** start Given information **
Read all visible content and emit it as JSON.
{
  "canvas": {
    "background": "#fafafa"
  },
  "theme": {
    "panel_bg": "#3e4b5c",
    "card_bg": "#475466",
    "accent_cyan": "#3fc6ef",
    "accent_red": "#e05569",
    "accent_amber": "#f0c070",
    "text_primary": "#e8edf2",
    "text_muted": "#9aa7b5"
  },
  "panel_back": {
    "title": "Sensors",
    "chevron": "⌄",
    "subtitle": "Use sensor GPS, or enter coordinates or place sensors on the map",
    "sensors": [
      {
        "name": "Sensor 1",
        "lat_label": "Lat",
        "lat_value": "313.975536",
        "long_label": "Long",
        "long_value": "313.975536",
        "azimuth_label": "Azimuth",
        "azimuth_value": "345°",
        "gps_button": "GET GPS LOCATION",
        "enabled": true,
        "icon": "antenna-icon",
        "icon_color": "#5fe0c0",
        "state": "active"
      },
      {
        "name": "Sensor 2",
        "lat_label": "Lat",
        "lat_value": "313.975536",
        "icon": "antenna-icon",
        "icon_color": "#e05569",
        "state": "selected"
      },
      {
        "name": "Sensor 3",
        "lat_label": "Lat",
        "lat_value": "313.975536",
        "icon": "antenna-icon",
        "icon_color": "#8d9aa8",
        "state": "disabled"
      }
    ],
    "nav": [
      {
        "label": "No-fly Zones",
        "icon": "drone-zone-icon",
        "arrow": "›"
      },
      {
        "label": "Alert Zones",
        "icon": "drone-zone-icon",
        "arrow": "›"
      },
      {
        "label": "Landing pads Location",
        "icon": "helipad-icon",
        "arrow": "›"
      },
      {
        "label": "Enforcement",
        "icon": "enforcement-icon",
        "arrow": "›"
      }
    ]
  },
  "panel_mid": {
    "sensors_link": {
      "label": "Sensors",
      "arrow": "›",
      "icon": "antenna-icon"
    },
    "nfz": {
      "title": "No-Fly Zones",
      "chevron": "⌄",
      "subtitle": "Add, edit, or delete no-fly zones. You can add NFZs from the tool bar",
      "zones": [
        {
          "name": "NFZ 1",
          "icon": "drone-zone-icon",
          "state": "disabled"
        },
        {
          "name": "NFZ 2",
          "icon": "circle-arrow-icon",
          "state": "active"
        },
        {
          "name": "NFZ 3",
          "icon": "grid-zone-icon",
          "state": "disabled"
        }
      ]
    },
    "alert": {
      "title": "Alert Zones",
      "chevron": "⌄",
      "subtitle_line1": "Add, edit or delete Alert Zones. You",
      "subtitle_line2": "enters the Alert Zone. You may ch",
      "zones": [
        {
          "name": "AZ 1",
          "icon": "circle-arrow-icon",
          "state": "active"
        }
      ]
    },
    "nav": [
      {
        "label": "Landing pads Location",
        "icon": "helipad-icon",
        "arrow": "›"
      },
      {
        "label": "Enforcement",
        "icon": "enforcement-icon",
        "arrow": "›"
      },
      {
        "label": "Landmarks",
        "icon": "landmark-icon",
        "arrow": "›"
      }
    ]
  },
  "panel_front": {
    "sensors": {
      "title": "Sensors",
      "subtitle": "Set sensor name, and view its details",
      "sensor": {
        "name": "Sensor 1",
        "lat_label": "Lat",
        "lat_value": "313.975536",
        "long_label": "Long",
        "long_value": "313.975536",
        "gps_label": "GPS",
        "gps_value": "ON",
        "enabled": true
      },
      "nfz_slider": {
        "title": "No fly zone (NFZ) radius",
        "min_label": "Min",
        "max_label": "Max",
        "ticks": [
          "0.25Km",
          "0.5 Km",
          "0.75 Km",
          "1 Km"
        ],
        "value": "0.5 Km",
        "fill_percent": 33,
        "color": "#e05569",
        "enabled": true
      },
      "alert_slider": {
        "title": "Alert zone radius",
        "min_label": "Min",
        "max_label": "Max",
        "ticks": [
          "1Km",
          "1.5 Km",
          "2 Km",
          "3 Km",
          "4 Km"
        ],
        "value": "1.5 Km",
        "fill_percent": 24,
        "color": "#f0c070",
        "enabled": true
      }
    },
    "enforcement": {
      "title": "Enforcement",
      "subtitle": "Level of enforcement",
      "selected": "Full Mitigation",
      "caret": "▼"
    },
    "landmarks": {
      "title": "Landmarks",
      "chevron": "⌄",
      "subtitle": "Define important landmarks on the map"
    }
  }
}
** end Given information **
**What is being asked**
Your task is to quote all of the data word for word.

**Exercise solution**
Read all visible content and emit it as JSON.
{
  "canvas": {
    "background": "#fafafa"
  },
  "theme": {
    "panel_bg": "#3e4b5c",
    "card_bg": "#475466",
    "accent_cyan": "#3fc6ef",
    "accent_red": "#e05569",
    "accent_amber": "#f0c070",
    "text_primary": "#e8edf2",
    "text_muted": "#9aa7b5"
  },
  "panel_back": {
    "title": "Sensors",
    "chevron": "⌄",
    "subtitle": "Use sensor GPS, or enter coordinates or place sensors on the map",
    "sensors": [
      {
        "name": "Sensor 1",
        "lat_label": "Lat",
        "lat_value": "313.975536",
        "long_label": "Long",
        "long_value": "313.975536",
        "azimuth_label": "Azimuth",
        "azimuth_value": "345°",
        "gps_button": "GET GPS LOCATION",
        "enabled": true,
        "icon": "antenna-icon",
        "icon_color": "#5fe0c0",
        "state": "active"
      },
      {
        "name": "Sensor 2",
        "lat_label": "Lat",
        "lat_value": "313.975536",
        "icon": "antenna-icon",
        "icon_color": "#e05569",
        "state": "selected"
      },
      {
        "name": "Sensor 3",
        "lat_label": "Lat",
        "lat_value": "313.975536",
        "icon": "antenna-icon",
        "icon_color": "#8d9aa8",
        "state": "disabled"
      }
    ],
    "nav": [
      {
        "label": "No-fly Zones",
        "icon": "drone-zone-icon",
        "arrow": "›"
      },
      {
        "label": "Alert Zones",
        "icon": "drone-zone-icon",
        "arrow": "›"
      },
      {
        "label": "Landing pads Location",
        "icon": "helipad-icon",
        "arrow": "›"
      },
      {
        "label": "Enforcement",
        "icon": "enforcement-icon",
        "arrow": "›"
      }
    ]
  },
  "panel_mid": {
    "sensors_link": {
      "label": "Sensors",
      "arrow": "›",
      "icon": "antenna-icon"
    },
    "nfz": {
      "title": "No-Fly Zones",
      "chevron": "⌄",
      "subtitle": "Add, edit, or delete no-fly zones. You can add NFZs from the tool bar",
      "zones": [
        {
          "name": "NFZ 1",
          "icon": "drone-zone-icon",
          "state": "disabled"
        },
        {
          "name": "NFZ 2",
          "icon": "circle-arrow-icon",
          "state": "active"
        },
        {
          "name": "NFZ 3",
          "icon": "grid-zone-icon",
          "state": "disabled"
        }
      ]
    },
    "alert": {
      "title": "Alert Zones",
      "chevron": "⌄",
      "subtitle_line1": "Add, edit or delete Alert Zones. You",
      "subtitle_line2": "enters the Alert Zone. You may ch",
      "zones": [
        {
          "name": "AZ 1",
          "icon": "circle-arrow-icon",
          "state": "active"
        }
      ]
    },
    "nav": [
      {
        "label": "Landing pads Location",
        "icon": "helipad-icon",
        "arrow": "›"
      },
      {
        "label": "Enforcement",
        "icon": "enforcement-icon",
        "arrow": "›"
      },
      {
        "label": "Landmarks",
        "icon": "landmark-icon",
        "arrow": "›"
      }
    ]
  },
  "panel_front": {
    "sensors": {
      "title": "Sensors",
      "subtitle": "Set sensor name, and view its details",
      "sensor": {
        "name": "Sensor 1",
        "lat_label": "Lat",
        "lat_value": "313.975536",
        "long_label": "Long",
        "long_value": "313.975536",
        "gps_label": "GPS",
        "gps_value": "ON",
        "enabled": true
      },
      "nfz_slider": {
        "title": "No fly zone (NFZ) radius",
        "min_label": "Min",
        "max_label": "Max",
        "ticks": [
          "0.25Km",
          "0.5 Km",
          "0.75 Km",
          "1 Km"
        ],
        "value": "0.5 Km",
        "fill_percent": 33,
        "color": "#e05569",
        "enabled": true
      },
      "alert_slider": {
        "title": "Alert zone radius",
        "min_label": "Min",
        "max_label": "Max",
        "ticks": [
          "1Km",
          "1.5 Km",
          "2 Km",
          "3 Km",
          "4 Km"
        ],
        "value": "1.5 Km",
        "fill_percent": 24,
        "color": "#f0c070",
        "enabled": true
      }
    },
    "enforcement": {
      "title": "Enforcement",
      "subtitle": "Level of enforcement",
      "selected": "Full Mitigation",
      "caret": "▼"
    },
    "landmarks": {
      "title": "Landmarks",
      "chevron": "⌄",
      "subtitle": "Define important landmarks on the map"
    }
  }
}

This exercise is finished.